(Stated problem) Reproduce each record below exactly as written.

— Start —

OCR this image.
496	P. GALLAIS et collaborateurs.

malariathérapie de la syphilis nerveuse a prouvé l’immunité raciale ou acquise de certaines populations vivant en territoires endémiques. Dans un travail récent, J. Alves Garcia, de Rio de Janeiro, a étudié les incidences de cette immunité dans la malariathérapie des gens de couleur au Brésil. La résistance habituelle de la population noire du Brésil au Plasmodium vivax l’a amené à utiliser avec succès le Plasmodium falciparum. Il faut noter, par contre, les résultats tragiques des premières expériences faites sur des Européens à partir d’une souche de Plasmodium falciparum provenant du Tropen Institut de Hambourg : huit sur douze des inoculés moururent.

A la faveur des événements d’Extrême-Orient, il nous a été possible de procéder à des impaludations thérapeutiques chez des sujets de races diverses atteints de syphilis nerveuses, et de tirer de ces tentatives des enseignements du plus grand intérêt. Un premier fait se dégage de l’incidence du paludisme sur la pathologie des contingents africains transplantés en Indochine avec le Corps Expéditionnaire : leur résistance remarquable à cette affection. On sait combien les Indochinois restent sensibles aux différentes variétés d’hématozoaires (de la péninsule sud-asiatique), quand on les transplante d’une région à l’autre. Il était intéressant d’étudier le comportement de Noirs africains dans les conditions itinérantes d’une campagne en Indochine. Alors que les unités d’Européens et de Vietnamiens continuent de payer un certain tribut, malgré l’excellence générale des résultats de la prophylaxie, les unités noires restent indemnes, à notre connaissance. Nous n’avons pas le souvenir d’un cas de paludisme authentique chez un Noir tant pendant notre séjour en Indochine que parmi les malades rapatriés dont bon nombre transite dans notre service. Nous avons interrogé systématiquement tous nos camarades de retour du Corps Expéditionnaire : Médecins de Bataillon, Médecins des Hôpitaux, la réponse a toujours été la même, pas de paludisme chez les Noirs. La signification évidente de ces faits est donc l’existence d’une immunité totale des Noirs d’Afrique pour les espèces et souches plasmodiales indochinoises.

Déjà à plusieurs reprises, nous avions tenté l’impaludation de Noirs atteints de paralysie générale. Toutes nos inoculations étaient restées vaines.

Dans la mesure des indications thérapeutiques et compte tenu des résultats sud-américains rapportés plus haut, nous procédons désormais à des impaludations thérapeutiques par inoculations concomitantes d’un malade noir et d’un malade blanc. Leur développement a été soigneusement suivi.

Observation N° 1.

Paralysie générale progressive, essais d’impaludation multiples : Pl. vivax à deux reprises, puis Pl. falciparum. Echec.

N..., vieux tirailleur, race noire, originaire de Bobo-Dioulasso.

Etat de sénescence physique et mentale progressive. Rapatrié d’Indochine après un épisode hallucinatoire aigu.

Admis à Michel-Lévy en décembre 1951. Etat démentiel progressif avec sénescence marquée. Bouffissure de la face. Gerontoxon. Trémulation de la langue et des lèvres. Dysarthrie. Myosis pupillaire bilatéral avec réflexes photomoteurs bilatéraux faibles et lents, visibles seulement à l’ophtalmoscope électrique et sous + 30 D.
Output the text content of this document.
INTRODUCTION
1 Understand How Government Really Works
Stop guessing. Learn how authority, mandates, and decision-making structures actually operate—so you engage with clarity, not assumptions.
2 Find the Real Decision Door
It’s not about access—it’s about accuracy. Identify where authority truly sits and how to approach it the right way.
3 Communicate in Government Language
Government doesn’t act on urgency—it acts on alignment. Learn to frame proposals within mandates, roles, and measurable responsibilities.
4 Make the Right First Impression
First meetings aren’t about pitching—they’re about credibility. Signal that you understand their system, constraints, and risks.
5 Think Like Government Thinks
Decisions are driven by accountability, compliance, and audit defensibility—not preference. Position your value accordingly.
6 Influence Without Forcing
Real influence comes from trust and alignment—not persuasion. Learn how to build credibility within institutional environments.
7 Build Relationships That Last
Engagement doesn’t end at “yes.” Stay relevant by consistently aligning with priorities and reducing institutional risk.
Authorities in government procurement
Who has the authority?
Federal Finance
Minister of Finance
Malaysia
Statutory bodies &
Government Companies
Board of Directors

— End —

(Final result)
OCR this image.
496	P. GALLAIS et collaborateurs.

malariathérapie de la syphilis nerveuse a prouvé l’immunité raciale ou acquise de certaines populations vivant en territoires endémiques. Dans un travail récent, J. Alves Garcia, de Rio de Janeiro, a étudié les incidences de cette immunité dans la malariathérapie des gens de couleur au Brésil. La résistance habituelle de la population noire du Brésil au Plasmodium vivax l’a amené à utiliser avec succès le Plasmodium falciparum. Il faut noter, par contre, les résultats tragiques des premières expériences faites sur des Européens à partir d’une souche de Plasmodium falciparum provenant du Tropen Institut de Hambourg : huit sur douze des inoculés moururent.

A la faveur des événements d’Extrême-Orient, il nous a été possible de procéder à des impaludations thérapeutiques chez des sujets de races diverses atteints de syphilis nerveuses, et de tirer de ces tentatives des enseignements du plus grand intérêt. Un premier fait se dégage de l’incidence du paludisme sur la pathologie des contingents africains transplantés en Indochine avec le Corps Expéditionnaire : leur résistance remarquable à cette affection. On sait combien les Indochinois restent sensibles aux différentes variétés d’hématozoaires (de la péninsule sud-asiatique), quand on les transplante d’une région à l’autre. Il était intéressant d’étudier le comportement de Noirs africains dans les conditions itinérantes d’une campagne en Indochine. Alors que les unités d’Européens et de Vietnamiens continuent de payer un certain tribut, malgré l’excellence générale des résultats de la prophylaxie, les unités noires restent indemnes, à notre connaissance. Nous n’avons pas le souvenir d’un cas de paludisme authentique chez un Noir tant pendant notre séjour en Indochine que parmi les malades rapatriés dont bon nombre transite dans notre service. Nous avons interrogé systématiquement tous nos camarades de retour du Corps Expéditionnaire : Médecins de Bataillon, Médecins des Hôpitaux, la réponse a toujours été la même, pas de paludisme chez les Noirs. La signification évidente de ces faits est donc l’existence d’une immunité totale des Noirs d’Afrique pour les espèces et souches plasmodiales indochinoises.

Déjà à plusieurs reprises, nous avions tenté l’impaludation de Noirs atteints de paralysie générale. Toutes nos inoculations étaient restées vaines.

Dans la mesure des indications thérapeutiques et compte tenu des résultats sud-américains rapportés plus haut, nous procédons désormais à des impaludations thérapeutiques par inoculations concomitantes d’un malade noir et d’un malade blanc. Leur développement a été soigneusement suivi.

Observation N° 1.

Paralysie générale progressive, essais d’impaludation multiples : Pl. vivax à deux reprises, puis Pl. falciparum. Echec.

N..., vieux tirailleur, race noire, originaire de Bobo-Dioulasso.

Etat de sénescence physique et mentale progressive. Rapatrié d’Indochine après un épisode hallucinatoire aigu.

Admis à Michel-Lévy en décembre 1951. Etat démentiel progressif avec sénescence marquée. Bouffissure de la face. Gerontoxon. Trémulation de la langue et des lèvres. Dysarthrie. Myosis pupillaire bilatéral avec réflexes photomoteurs bilatéraux faibles et lents, visibles seulement à l’ophtalmoscope électrique et sous + 30 D.
Output the text content of this document.
INTRODUCTION
1 Understand How Government Really Works
Stop guessing. Learn how authority, mandates, and decision-making structures actually operate—so you engage with clarity, not assumptions.
2 Find the Real Decision Door
It’s not about access—it’s about accuracy. Identify where authority truly sits and how to approach it the right way.
3 Communicate in Government Language
Government doesn’t act on urgency—it acts on alignment. Learn to frame proposals within mandates, roles, and measurable responsibilities.
4 Make the Right First Impression
First meetings aren’t about pitching—they’re about credibility. Signal that you understand their system, constraints, and risks.
5 Think Like Government Thinks
Decisions are driven by accountability, compliance, and audit defensibility—not preference. Position your value accordingly.
6 Influence Without Forcing
Real influence comes from trust and alignment—not persuasion. Learn how to build credibility within institutional environments.
7 Build Relationships That Last
Engagement doesn’t end at “yes.” Stay relevant by consistently aligning with priorities and reducing institutional risk.
Authorities in government procurement
Who has the authority?
Federal Finance
Minister of Finance
Malaysia
Statutory bodies &
Government Companies
Board of Directors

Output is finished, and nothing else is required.